>> begin INPUT RECORDS
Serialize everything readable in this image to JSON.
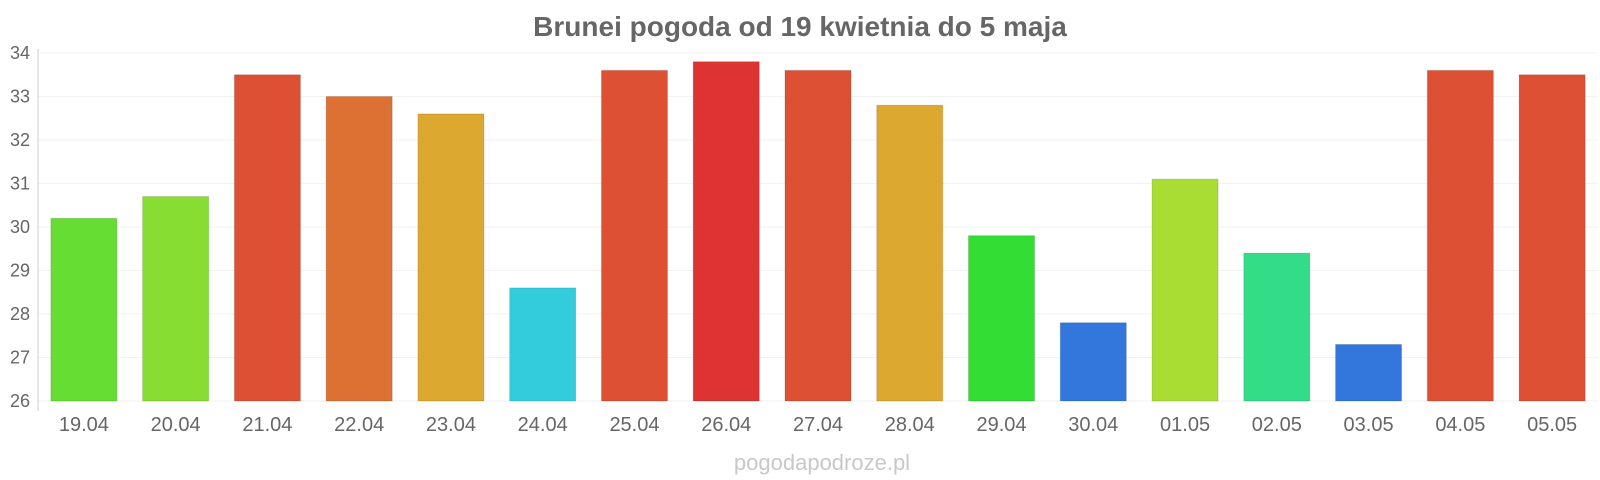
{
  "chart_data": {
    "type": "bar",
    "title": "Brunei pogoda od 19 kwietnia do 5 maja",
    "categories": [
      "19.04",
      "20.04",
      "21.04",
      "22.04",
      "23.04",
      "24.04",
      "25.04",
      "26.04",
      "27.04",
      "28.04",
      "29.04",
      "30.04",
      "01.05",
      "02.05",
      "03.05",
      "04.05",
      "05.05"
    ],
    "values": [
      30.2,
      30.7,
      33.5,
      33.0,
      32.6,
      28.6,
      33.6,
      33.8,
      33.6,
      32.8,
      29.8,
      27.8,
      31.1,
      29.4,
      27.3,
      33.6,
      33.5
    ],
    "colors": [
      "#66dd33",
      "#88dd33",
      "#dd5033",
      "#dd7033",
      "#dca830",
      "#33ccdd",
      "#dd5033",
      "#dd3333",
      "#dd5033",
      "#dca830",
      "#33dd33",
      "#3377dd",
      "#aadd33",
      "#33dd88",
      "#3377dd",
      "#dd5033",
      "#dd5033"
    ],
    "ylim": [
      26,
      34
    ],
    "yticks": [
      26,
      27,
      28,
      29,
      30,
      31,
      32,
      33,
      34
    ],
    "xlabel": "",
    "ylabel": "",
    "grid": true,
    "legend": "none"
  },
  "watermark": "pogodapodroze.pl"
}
>> end INPUT RECORDS
Write the lines above out again exactly, without any of their pictures.

Serialize everything readable in this image to JSON.
{
  "chart_data": {
    "type": "bar",
    "title": "Brunei pogoda od 19 kwietnia do 5 maja",
    "categories": [
      "19.04",
      "20.04",
      "21.04",
      "22.04",
      "23.04",
      "24.04",
      "25.04",
      "26.04",
      "27.04",
      "28.04",
      "29.04",
      "30.04",
      "01.05",
      "02.05",
      "03.05",
      "04.05",
      "05.05"
    ],
    "values": [
      30.2,
      30.7,
      33.5,
      33.0,
      32.6,
      28.6,
      33.6,
      33.8,
      33.6,
      32.8,
      29.8,
      27.8,
      31.1,
      29.4,
      27.3,
      33.6,
      33.5
    ],
    "colors": [
      "#66dd33",
      "#88dd33",
      "#dd5033",
      "#dd7033",
      "#dca830",
      "#33ccdd",
      "#dd5033",
      "#dd3333",
      "#dd5033",
      "#dca830",
      "#33dd33",
      "#3377dd",
      "#aadd33",
      "#33dd88",
      "#3377dd",
      "#dd5033",
      "#dd5033"
    ],
    "ylim": [
      26,
      34
    ],
    "yticks": [
      26,
      27,
      28,
      29,
      30,
      31,
      32,
      33,
      34
    ],
    "xlabel": "",
    "ylabel": "",
    "grid": true,
    "legend": "none"
  },
  "watermark": "pogodapodroze.pl"
}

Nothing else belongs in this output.